(Recorded information)
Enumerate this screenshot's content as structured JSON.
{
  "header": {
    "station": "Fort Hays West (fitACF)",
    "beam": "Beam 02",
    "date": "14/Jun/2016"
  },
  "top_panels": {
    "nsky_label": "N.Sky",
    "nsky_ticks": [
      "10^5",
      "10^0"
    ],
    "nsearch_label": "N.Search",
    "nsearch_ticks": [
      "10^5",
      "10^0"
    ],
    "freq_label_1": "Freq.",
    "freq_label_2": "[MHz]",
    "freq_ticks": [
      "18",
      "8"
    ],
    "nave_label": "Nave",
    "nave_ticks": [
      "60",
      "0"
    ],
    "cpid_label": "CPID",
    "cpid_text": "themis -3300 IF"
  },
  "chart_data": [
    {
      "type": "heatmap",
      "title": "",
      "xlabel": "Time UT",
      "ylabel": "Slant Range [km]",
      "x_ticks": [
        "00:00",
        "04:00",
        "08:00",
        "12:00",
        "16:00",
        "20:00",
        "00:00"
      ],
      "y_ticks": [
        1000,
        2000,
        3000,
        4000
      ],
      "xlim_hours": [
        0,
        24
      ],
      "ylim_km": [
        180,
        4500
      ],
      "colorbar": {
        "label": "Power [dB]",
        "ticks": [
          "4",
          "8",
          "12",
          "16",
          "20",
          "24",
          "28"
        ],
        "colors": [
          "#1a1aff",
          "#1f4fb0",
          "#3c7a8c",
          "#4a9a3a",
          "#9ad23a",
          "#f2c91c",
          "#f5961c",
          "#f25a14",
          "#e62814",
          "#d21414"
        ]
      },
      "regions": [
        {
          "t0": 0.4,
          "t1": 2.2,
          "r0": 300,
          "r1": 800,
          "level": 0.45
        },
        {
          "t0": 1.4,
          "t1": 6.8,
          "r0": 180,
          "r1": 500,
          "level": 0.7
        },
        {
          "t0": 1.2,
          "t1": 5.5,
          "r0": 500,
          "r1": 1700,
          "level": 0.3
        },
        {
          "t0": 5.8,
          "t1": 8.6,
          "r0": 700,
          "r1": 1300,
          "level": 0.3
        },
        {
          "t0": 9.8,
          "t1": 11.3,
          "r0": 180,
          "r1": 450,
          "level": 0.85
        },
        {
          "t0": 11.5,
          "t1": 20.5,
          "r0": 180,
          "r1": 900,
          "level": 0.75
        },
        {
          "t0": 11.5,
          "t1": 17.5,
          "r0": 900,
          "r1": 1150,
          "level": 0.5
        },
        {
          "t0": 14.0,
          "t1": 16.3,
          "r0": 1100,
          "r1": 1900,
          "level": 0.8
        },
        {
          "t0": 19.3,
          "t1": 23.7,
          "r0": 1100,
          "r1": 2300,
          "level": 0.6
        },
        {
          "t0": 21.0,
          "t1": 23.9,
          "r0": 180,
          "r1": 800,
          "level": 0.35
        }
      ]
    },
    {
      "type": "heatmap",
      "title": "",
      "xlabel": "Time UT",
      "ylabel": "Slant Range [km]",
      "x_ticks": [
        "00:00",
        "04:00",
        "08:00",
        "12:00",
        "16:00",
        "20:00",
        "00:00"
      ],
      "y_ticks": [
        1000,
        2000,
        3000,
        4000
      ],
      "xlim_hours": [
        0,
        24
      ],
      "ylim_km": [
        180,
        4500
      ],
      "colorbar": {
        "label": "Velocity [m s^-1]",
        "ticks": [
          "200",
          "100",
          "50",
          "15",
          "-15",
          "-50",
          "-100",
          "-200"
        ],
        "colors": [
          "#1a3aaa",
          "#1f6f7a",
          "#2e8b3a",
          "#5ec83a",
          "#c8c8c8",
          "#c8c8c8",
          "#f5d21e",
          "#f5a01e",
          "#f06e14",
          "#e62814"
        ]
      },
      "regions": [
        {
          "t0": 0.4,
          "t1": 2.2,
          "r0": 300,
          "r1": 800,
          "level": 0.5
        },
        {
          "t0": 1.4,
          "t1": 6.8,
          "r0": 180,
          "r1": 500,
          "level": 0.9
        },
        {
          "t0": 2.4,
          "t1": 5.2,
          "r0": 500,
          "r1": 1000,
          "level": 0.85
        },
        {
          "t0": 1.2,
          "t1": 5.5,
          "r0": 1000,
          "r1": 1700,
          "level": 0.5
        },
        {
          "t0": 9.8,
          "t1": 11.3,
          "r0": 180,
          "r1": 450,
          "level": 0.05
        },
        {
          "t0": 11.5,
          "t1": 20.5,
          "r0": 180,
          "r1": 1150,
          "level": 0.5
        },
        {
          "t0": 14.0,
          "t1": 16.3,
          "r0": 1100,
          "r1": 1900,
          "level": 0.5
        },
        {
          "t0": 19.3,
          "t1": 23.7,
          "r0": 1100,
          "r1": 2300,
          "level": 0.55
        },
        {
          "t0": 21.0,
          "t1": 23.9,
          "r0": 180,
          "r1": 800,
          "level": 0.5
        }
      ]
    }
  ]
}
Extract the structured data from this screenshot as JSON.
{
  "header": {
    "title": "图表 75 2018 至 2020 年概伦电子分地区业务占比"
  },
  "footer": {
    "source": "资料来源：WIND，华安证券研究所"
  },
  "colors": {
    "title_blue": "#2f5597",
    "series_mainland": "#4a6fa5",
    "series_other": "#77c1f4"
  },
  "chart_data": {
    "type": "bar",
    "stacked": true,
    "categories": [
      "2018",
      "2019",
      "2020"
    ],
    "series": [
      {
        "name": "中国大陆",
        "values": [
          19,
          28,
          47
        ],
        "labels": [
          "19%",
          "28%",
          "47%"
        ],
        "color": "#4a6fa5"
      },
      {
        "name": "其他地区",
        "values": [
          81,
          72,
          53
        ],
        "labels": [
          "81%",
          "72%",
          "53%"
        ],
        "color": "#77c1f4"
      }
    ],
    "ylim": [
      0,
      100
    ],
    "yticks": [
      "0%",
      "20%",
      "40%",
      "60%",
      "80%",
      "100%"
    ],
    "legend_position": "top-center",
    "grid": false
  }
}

(The request)
Write out all the lines again, exactly as they are.

(Worked answer)
Enumerate this screenshot's content as structured JSON.
{
  "header": {
    "station": "Fort Hays West (fitACF)",
    "beam": "Beam 02",
    "date": "14/Jun/2016"
  },
  "top_panels": {
    "nsky_label": "N.Sky",
    "nsky_ticks": [
      "10^5",
      "10^0"
    ],
    "nsearch_label": "N.Search",
    "nsearch_ticks": [
      "10^5",
      "10^0"
    ],
    "freq_label_1": "Freq.",
    "freq_label_2": "[MHz]",
    "freq_ticks": [
      "18",
      "8"
    ],
    "nave_label": "Nave",
    "nave_ticks": [
      "60",
      "0"
    ],
    "cpid_label": "CPID",
    "cpid_text": "themis -3300 IF"
  },
  "chart_data": [
    {
      "type": "heatmap",
      "title": "",
      "xlabel": "Time UT",
      "ylabel": "Slant Range [km]",
      "x_ticks": [
        "00:00",
        "04:00",
        "08:00",
        "12:00",
        "16:00",
        "20:00",
        "00:00"
      ],
      "y_ticks": [
        1000,
        2000,
        3000,
        4000
      ],
      "xlim_hours": [
        0,
        24
      ],
      "ylim_km": [
        180,
        4500
      ],
      "colorbar": {
        "label": "Power [dB]",
        "ticks": [
          "4",
          "8",
          "12",
          "16",
          "20",
          "24",
          "28"
        ],
        "colors": [
          "#1a1aff",
          "#1f4fb0",
          "#3c7a8c",
          "#4a9a3a",
          "#9ad23a",
          "#f2c91c",
          "#f5961c",
          "#f25a14",
          "#e62814",
          "#d21414"
        ]
      },
      "regions": [
        {
          "t0": 0.4,
          "t1": 2.2,
          "r0": 300,
          "r1": 800,
          "level": 0.45
        },
        {
          "t0": 1.4,
          "t1": 6.8,
          "r0": 180,
          "r1": 500,
          "level": 0.7
        },
        {
          "t0": 1.2,
          "t1": 5.5,
          "r0": 500,
          "r1": 1700,
          "level": 0.3
        },
        {
          "t0": 5.8,
          "t1": 8.6,
          "r0": 700,
          "r1": 1300,
          "level": 0.3
        },
        {
          "t0": 9.8,
          "t1": 11.3,
          "r0": 180,
          "r1": 450,
          "level": 0.85
        },
        {
          "t0": 11.5,
          "t1": 20.5,
          "r0": 180,
          "r1": 900,
          "level": 0.75
        },
        {
          "t0": 11.5,
          "t1": 17.5,
          "r0": 900,
          "r1": 1150,
          "level": 0.5
        },
        {
          "t0": 14.0,
          "t1": 16.3,
          "r0": 1100,
          "r1": 1900,
          "level": 0.8
        },
        {
          "t0": 19.3,
          "t1": 23.7,
          "r0": 1100,
          "r1": 2300,
          "level": 0.6
        },
        {
          "t0": 21.0,
          "t1": 23.9,
          "r0": 180,
          "r1": 800,
          "level": 0.35
        }
      ]
    },
    {
      "type": "heatmap",
      "title": "",
      "xlabel": "Time UT",
      "ylabel": "Slant Range [km]",
      "x_ticks": [
        "00:00",
        "04:00",
        "08:00",
        "12:00",
        "16:00",
        "20:00",
        "00:00"
      ],
      "y_ticks": [
        1000,
        2000,
        3000,
        4000
      ],
      "xlim_hours": [
        0,
        24
      ],
      "ylim_km": [
        180,
        4500
      ],
      "colorbar": {
        "label": "Velocity [m s^-1]",
        "ticks": [
          "200",
          "100",
          "50",
          "15",
          "-15",
          "-50",
          "-100",
          "-200"
        ],
        "colors": [
          "#1a3aaa",
          "#1f6f7a",
          "#2e8b3a",
          "#5ec83a",
          "#c8c8c8",
          "#c8c8c8",
          "#f5d21e",
          "#f5a01e",
          "#f06e14",
          "#e62814"
        ]
      },
      "regions": [
        {
          "t0": 0.4,
          "t1": 2.2,
          "r0": 300,
          "r1": 800,
          "level": 0.5
        },
        {
          "t0": 1.4,
          "t1": 6.8,
          "r0": 180,
          "r1": 500,
          "level": 0.9
        },
        {
          "t0": 2.4,
          "t1": 5.2,
          "r0": 500,
          "r1": 1000,
          "level": 0.85
        },
        {
          "t0": 1.2,
          "t1": 5.5,
          "r0": 1000,
          "r1": 1700,
          "level": 0.5
        },
        {
          "t0": 9.8,
          "t1": 11.3,
          "r0": 180,
          "r1": 450,
          "level": 0.05
        },
        {
          "t0": 11.5,
          "t1": 20.5,
          "r0": 180,
          "r1": 1150,
          "level": 0.5
        },
        {
          "t0": 14.0,
          "t1": 16.3,
          "r0": 1100,
          "r1": 1900,
          "level": 0.5
        },
        {
          "t0": 19.3,
          "t1": 23.7,
          "r0": 1100,
          "r1": 2300,
          "level": 0.55
        },
        {
          "t0": 21.0,
          "t1": 23.9,
          "r0": 180,
          "r1": 800,
          "level": 0.5
        }
      ]
    }
  ]
}
Extract the structured data from this screenshot as JSON.
{
  "header": {
    "title": "图表 75 2018 至 2020 年概伦电子分地区业务占比"
  },
  "footer": {
    "source": "资料来源：WIND，华安证券研究所"
  },
  "colors": {
    "title_blue": "#2f5597",
    "series_mainland": "#4a6fa5",
    "series_other": "#77c1f4"
  },
  "chart_data": {
    "type": "bar",
    "stacked": true,
    "categories": [
      "2018",
      "2019",
      "2020"
    ],
    "series": [
      {
        "name": "中国大陆",
        "values": [
          19,
          28,
          47
        ],
        "labels": [
          "19%",
          "28%",
          "47%"
        ],
        "color": "#4a6fa5"
      },
      {
        "name": "其他地区",
        "values": [
          81,
          72,
          53
        ],
        "labels": [
          "81%",
          "72%",
          "53%"
        ],
        "color": "#77c1f4"
      }
    ],
    "ylim": [
      0,
      100
    ],
    "yticks": [
      "0%",
      "20%",
      "40%",
      "60%",
      "80%",
      "100%"
    ],
    "legend_position": "top-center",
    "grid": false
  }
}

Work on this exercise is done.